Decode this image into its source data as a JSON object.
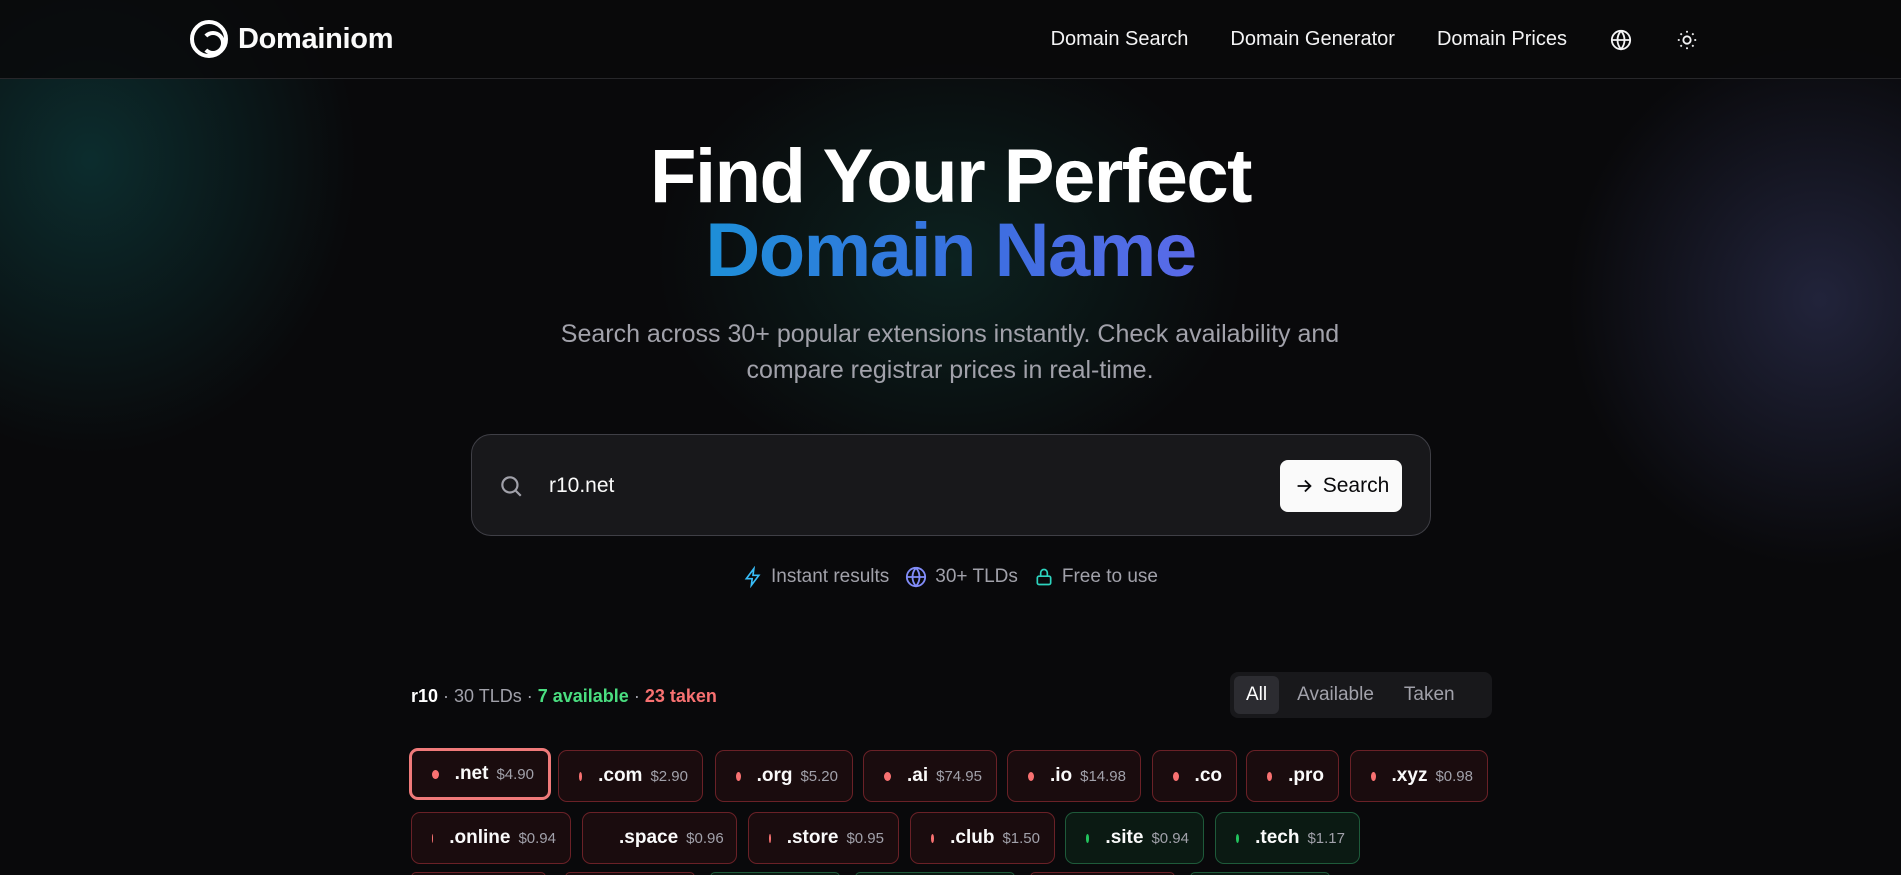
{
  "brand": {
    "name": "Domainiom"
  },
  "nav": {
    "items": [
      "Domain Search",
      "Domain Generator",
      "Domain Prices"
    ],
    "icons": [
      "globe-icon",
      "sun-icon"
    ]
  },
  "hero": {
    "title_line1": "Find Your Perfect",
    "title_line2": "Domain Name",
    "subtitle_line1": "Search across 30+ popular extensions instantly. Check availability and",
    "subtitle_line2": "compare registrar prices in real-time."
  },
  "search": {
    "value": "r10.net",
    "button_label": "Search"
  },
  "features": [
    {
      "icon": "lightning-icon",
      "label": "Instant results",
      "color": "#38bdf8"
    },
    {
      "icon": "globe-icon",
      "label": "30+ TLDs",
      "color": "#818cf8"
    },
    {
      "icon": "lock-icon",
      "label": "Free to use",
      "color": "#2dd4bf"
    }
  ],
  "results": {
    "query": "r10",
    "tld_count": "30 TLDs",
    "available": "7 available",
    "taken": "23 taken",
    "separator": " · ",
    "filters": [
      "All",
      "Available",
      "Taken"
    ],
    "active_filter": "All",
    "row1": [
      {
        "tld": ".net",
        "price": "$4.90",
        "status": "taken",
        "selected": true
      },
      {
        "tld": ".com",
        "price": "$2.90",
        "status": "taken"
      },
      {
        "tld": ".org",
        "price": "$5.20",
        "status": "taken"
      },
      {
        "tld": ".ai",
        "price": "$74.95",
        "status": "taken"
      },
      {
        "tld": ".io",
        "price": "$14.98",
        "status": "taken"
      },
      {
        "tld": ".co",
        "price": "",
        "status": "taken"
      },
      {
        "tld": ".pro",
        "price": "",
        "status": "taken"
      },
      {
        "tld": ".xyz",
        "price": "$0.98",
        "status": "taken"
      }
    ],
    "row2": [
      {
        "tld": ".online",
        "price": "$0.94",
        "status": "taken"
      },
      {
        "tld": ".space",
        "price": "$0.96",
        "status": "taken"
      },
      {
        "tld": ".store",
        "price": "$0.95",
        "status": "taken"
      },
      {
        "tld": ".club",
        "price": "$1.50",
        "status": "taken"
      },
      {
        "tld": ".site",
        "price": "$0.94",
        "status": "available"
      },
      {
        "tld": ".tech",
        "price": "$1.17",
        "status": "available"
      }
    ]
  },
  "colors": {
    "accent_blue": "#1d8fd8",
    "accent_indigo": "#5a6ae8",
    "available": "#4ade80",
    "taken": "#f87171"
  }
}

## Exercise
In your copy, repeat each record exactly and include no pictures.

## Reply to the exercise
Decode this image into its source data as a JSON object.
{
  "brand": {
    "name": "Domainiom"
  },
  "nav": {
    "items": [
      "Domain Search",
      "Domain Generator",
      "Domain Prices"
    ],
    "icons": [
      "globe-icon",
      "sun-icon"
    ]
  },
  "hero": {
    "title_line1": "Find Your Perfect",
    "title_line2": "Domain Name",
    "subtitle_line1": "Search across 30+ popular extensions instantly. Check availability and",
    "subtitle_line2": "compare registrar prices in real-time."
  },
  "search": {
    "value": "r10.net",
    "button_label": "Search"
  },
  "features": [
    {
      "icon": "lightning-icon",
      "label": "Instant results",
      "color": "#38bdf8"
    },
    {
      "icon": "globe-icon",
      "label": "30+ TLDs",
      "color": "#818cf8"
    },
    {
      "icon": "lock-icon",
      "label": "Free to use",
      "color": "#2dd4bf"
    }
  ],
  "results": {
    "query": "r10",
    "tld_count": "30 TLDs",
    "available": "7 available",
    "taken": "23 taken",
    "separator": " · ",
    "filters": [
      "All",
      "Available",
      "Taken"
    ],
    "active_filter": "All",
    "row1": [
      {
        "tld": ".net",
        "price": "$4.90",
        "status": "taken",
        "selected": true
      },
      {
        "tld": ".com",
        "price": "$2.90",
        "status": "taken"
      },
      {
        "tld": ".org",
        "price": "$5.20",
        "status": "taken"
      },
      {
        "tld": ".ai",
        "price": "$74.95",
        "status": "taken"
      },
      {
        "tld": ".io",
        "price": "$14.98",
        "status": "taken"
      },
      {
        "tld": ".co",
        "price": "",
        "status": "taken"
      },
      {
        "tld": ".pro",
        "price": "",
        "status": "taken"
      },
      {
        "tld": ".xyz",
        "price": "$0.98",
        "status": "taken"
      }
    ],
    "row2": [
      {
        "tld": ".online",
        "price": "$0.94",
        "status": "taken"
      },
      {
        "tld": ".space",
        "price": "$0.96",
        "status": "taken"
      },
      {
        "tld": ".store",
        "price": "$0.95",
        "status": "taken"
      },
      {
        "tld": ".club",
        "price": "$1.50",
        "status": "taken"
      },
      {
        "tld": ".site",
        "price": "$0.94",
        "status": "available"
      },
      {
        "tld": ".tech",
        "price": "$1.17",
        "status": "available"
      }
    ]
  },
  "colors": {
    "accent_blue": "#1d8fd8",
    "accent_indigo": "#5a6ae8",
    "available": "#4ade80",
    "taken": "#f87171"
  }
}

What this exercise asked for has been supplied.